What is required: Go through the records below line by line. Count the lines with "myös" and give the count alone.
═══ Records to process ═══
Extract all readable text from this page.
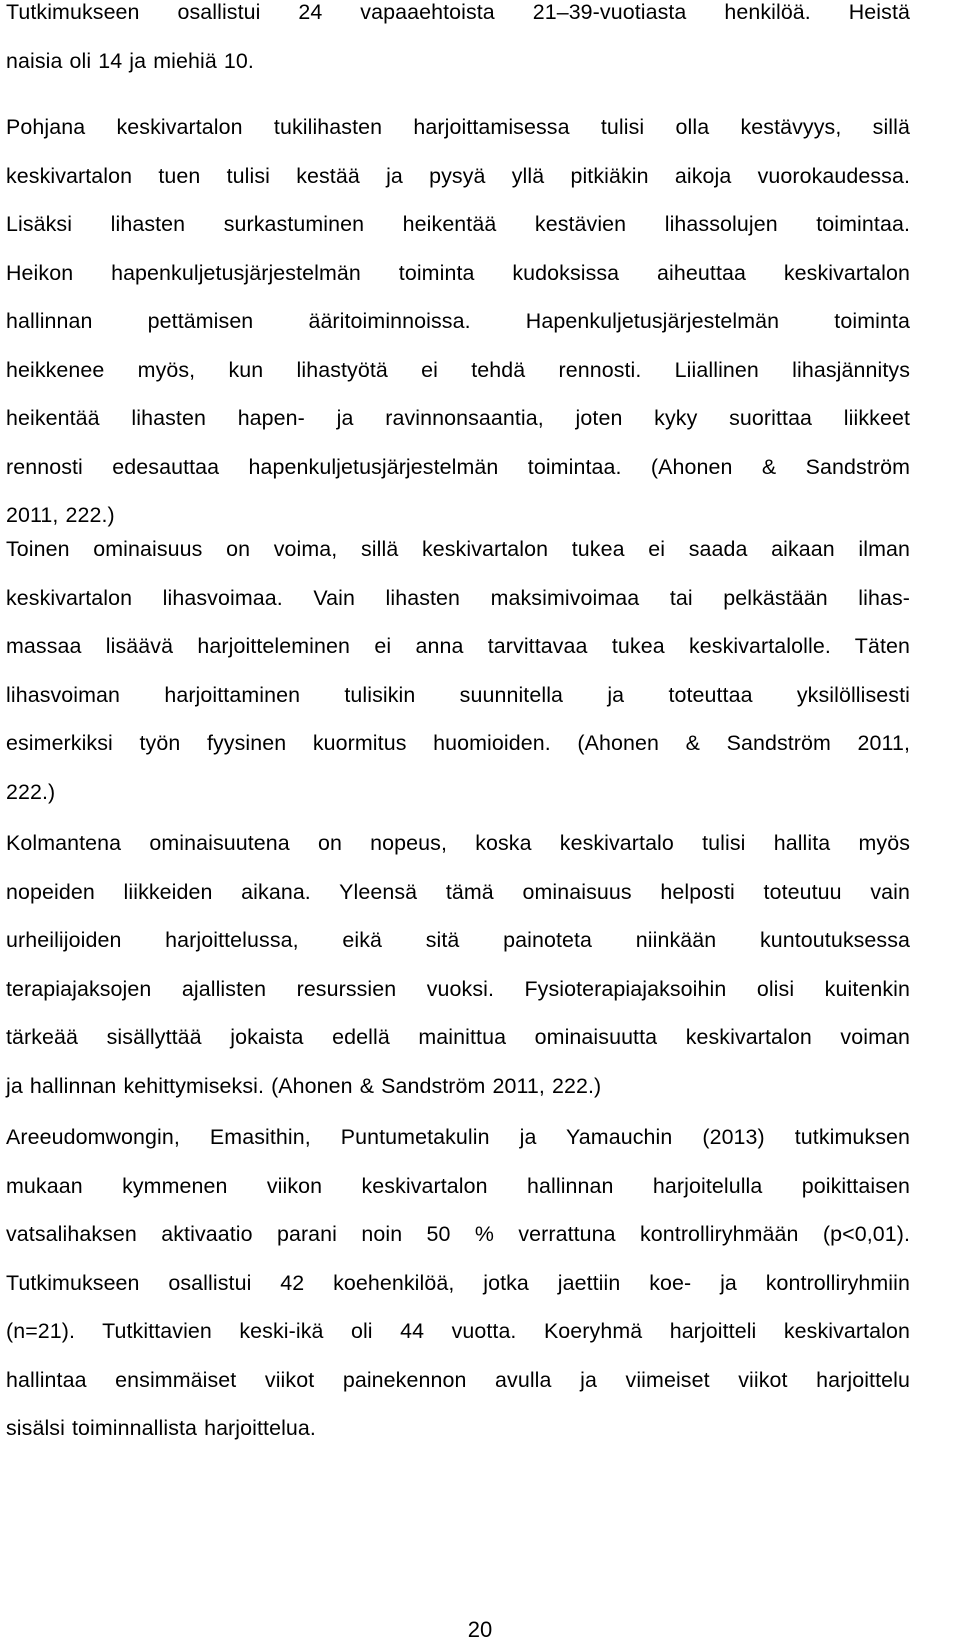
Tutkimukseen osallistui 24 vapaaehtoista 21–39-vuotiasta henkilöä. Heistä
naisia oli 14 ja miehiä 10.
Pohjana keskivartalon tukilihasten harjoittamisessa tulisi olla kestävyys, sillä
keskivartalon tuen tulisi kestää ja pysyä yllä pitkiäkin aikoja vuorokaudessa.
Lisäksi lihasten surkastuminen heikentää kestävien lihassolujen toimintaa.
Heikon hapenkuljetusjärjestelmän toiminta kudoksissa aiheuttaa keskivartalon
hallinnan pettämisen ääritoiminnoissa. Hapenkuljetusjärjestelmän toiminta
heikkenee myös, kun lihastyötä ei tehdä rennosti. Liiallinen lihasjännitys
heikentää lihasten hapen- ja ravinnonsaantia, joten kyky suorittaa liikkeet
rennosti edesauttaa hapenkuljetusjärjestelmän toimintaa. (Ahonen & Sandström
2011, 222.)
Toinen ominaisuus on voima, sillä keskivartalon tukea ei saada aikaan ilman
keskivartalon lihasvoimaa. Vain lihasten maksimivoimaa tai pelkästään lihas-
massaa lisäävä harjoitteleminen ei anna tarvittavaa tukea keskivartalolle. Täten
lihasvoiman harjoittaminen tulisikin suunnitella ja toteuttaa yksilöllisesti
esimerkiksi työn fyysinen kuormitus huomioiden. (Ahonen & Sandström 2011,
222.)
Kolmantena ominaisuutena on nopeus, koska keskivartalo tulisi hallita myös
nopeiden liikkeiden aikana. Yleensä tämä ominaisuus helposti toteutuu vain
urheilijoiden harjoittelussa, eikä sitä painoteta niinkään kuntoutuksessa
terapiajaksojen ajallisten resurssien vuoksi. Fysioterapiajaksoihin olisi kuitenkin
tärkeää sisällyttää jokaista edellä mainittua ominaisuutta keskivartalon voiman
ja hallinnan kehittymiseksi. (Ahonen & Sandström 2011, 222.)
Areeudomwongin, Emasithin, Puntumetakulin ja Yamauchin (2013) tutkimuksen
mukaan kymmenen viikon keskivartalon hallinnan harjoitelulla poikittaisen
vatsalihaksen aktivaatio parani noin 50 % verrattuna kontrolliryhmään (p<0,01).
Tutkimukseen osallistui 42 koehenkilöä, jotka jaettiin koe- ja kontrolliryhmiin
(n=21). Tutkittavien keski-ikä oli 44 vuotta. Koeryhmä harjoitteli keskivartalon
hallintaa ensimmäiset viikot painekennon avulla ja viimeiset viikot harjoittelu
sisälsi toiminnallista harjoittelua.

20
═══
Solution: 2